» **Task**:
Copy every line of the data exactly, leaving nothing out.

(Extracted records)

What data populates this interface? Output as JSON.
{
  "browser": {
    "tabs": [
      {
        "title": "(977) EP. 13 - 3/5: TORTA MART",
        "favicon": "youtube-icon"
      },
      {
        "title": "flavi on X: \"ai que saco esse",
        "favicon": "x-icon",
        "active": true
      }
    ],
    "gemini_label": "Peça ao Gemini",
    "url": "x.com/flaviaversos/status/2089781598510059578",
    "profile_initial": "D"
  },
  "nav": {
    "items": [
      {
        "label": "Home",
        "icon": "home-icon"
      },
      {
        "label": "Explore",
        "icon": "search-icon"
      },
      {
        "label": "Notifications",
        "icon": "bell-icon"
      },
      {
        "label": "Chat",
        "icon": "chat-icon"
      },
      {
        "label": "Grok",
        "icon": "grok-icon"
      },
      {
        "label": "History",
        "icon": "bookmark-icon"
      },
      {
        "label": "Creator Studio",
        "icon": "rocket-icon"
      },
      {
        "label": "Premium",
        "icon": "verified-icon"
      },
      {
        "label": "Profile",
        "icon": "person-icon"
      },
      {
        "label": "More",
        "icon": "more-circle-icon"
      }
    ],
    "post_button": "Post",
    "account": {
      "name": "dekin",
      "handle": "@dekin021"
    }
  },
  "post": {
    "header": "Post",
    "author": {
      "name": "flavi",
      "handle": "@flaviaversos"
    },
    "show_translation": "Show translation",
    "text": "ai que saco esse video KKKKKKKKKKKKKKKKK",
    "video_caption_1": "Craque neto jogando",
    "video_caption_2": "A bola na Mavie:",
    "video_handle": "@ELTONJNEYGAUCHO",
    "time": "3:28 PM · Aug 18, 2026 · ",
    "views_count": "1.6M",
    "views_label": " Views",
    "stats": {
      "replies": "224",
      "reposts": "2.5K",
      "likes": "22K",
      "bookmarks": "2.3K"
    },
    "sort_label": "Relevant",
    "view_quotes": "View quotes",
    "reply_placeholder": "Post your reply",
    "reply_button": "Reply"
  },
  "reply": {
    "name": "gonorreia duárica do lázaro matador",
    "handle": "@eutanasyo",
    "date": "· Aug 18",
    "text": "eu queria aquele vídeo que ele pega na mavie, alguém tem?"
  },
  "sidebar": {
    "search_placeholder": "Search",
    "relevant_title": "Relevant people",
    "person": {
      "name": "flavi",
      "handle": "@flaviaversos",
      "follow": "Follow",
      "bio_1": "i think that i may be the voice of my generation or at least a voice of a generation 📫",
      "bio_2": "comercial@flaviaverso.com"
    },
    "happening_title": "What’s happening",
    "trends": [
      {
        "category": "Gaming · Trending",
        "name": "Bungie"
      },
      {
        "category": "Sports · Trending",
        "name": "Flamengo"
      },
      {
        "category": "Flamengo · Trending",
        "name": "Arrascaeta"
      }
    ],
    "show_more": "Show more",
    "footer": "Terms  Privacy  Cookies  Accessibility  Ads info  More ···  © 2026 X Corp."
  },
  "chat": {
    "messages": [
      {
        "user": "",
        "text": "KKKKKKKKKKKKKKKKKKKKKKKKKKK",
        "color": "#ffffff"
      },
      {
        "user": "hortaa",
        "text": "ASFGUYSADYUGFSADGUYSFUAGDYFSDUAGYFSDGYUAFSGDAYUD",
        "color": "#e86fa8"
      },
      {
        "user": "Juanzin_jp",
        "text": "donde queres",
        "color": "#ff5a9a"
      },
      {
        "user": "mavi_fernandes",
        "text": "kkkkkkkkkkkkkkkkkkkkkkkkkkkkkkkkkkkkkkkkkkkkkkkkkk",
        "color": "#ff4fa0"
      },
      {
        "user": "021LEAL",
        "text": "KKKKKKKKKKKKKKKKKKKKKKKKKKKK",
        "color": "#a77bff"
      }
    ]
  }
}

» **Result**:
What data populates this interface? Output as JSON.
{
  "browser": {
    "tabs": [
      {
        "title": "(977) EP. 13 - 3/5: TORTA MART",
        "favicon": "youtube-icon"
      },
      {
        "title": "flavi on X: \"ai que saco esse",
        "favicon": "x-icon",
        "active": true
      }
    ],
    "gemini_label": "Peça ao Gemini",
    "url": "x.com/flaviaversos/status/2089781598510059578",
    "profile_initial": "D"
  },
  "nav": {
    "items": [
      {
        "label": "Home",
        "icon": "home-icon"
      },
      {
        "label": "Explore",
        "icon": "search-icon"
      },
      {
        "label": "Notifications",
        "icon": "bell-icon"
      },
      {
        "label": "Chat",
        "icon": "chat-icon"
      },
      {
        "label": "Grok",
        "icon": "grok-icon"
      },
      {
        "label": "History",
        "icon": "bookmark-icon"
      },
      {
        "label": "Creator Studio",
        "icon": "rocket-icon"
      },
      {
        "label": "Premium",
        "icon": "verified-icon"
      },
      {
        "label": "Profile",
        "icon": "person-icon"
      },
      {
        "label": "More",
        "icon": "more-circle-icon"
      }
    ],
    "post_button": "Post",
    "account": {
      "name": "dekin",
      "handle": "@dekin021"
    }
  },
  "post": {
    "header": "Post",
    "author": {
      "name": "flavi",
      "handle": "@flaviaversos"
    },
    "show_translation": "Show translation",
    "text": "ai que saco esse video KKKKKKKKKKKKKKKKK",
    "video_caption_1": "Craque neto jogando",
    "video_caption_2": "A bola na Mavie:",
    "video_handle": "@ELTONJNEYGAUCHO",
    "time": "3:28 PM · Aug 18, 2026 · ",
    "views_count": "1.6M",
    "views_label": " Views",
    "stats": {
      "replies": "224",
      "reposts": "2.5K",
      "likes": "22K",
      "bookmarks": "2.3K"
    },
    "sort_label": "Relevant",
    "view_quotes": "View quotes",
    "reply_placeholder": "Post your reply",
    "reply_button": "Reply"
  },
  "reply": {
    "name": "gonorreia duárica do lázaro matador",
    "handle": "@eutanasyo",
    "date": "· Aug 18",
    "text": "eu queria aquele vídeo que ele pega na mavie, alguém tem?"
  },
  "sidebar": {
    "search_placeholder": "Search",
    "relevant_title": "Relevant people",
    "person": {
      "name": "flavi",
      "handle": "@flaviaversos",
      "follow": "Follow",
      "bio_1": "i think that i may be the voice of my generation or at least a voice of a generation 📫",
      "bio_2": "comercial@flaviaverso.com"
    },
    "happening_title": "What’s happening",
    "trends": [
      {
        "category": "Gaming · Trending",
        "name": "Bungie"
      },
      {
        "category": "Sports · Trending",
        "name": "Flamengo"
      },
      {
        "category": "Flamengo · Trending",
        "name": "Arrascaeta"
      }
    ],
    "show_more": "Show more",
    "footer": "Terms  Privacy  Cookies  Accessibility  Ads info  More ···  © 2026 X Corp."
  },
  "chat": {
    "messages": [
      {
        "user": "",
        "text": "KKKKKKKKKKKKKKKKKKKKKKKKKKK",
        "color": "#ffffff"
      },
      {
        "user": "hortaa",
        "text": "ASFGUYSADYUGFSADGUYSFUAGDYFSDUAGYFSDGYUAFSGDAYUD",
        "color": "#e86fa8"
      },
      {
        "user": "Juanzin_jp",
        "text": "donde queres",
        "color": "#ff5a9a"
      },
      {
        "user": "mavi_fernandes",
        "text": "kkkkkkkkkkkkkkkkkkkkkkkkkkkkkkkkkkkkkkkkkkkkkkkkkk",
        "color": "#ff4fa0"
      },
      {
        "user": "021LEAL",
        "text": "KKKKKKKKKKKKKKKKKKKKKKKKKKKK",
        "color": "#a77bff"
      }
    ]
  }
}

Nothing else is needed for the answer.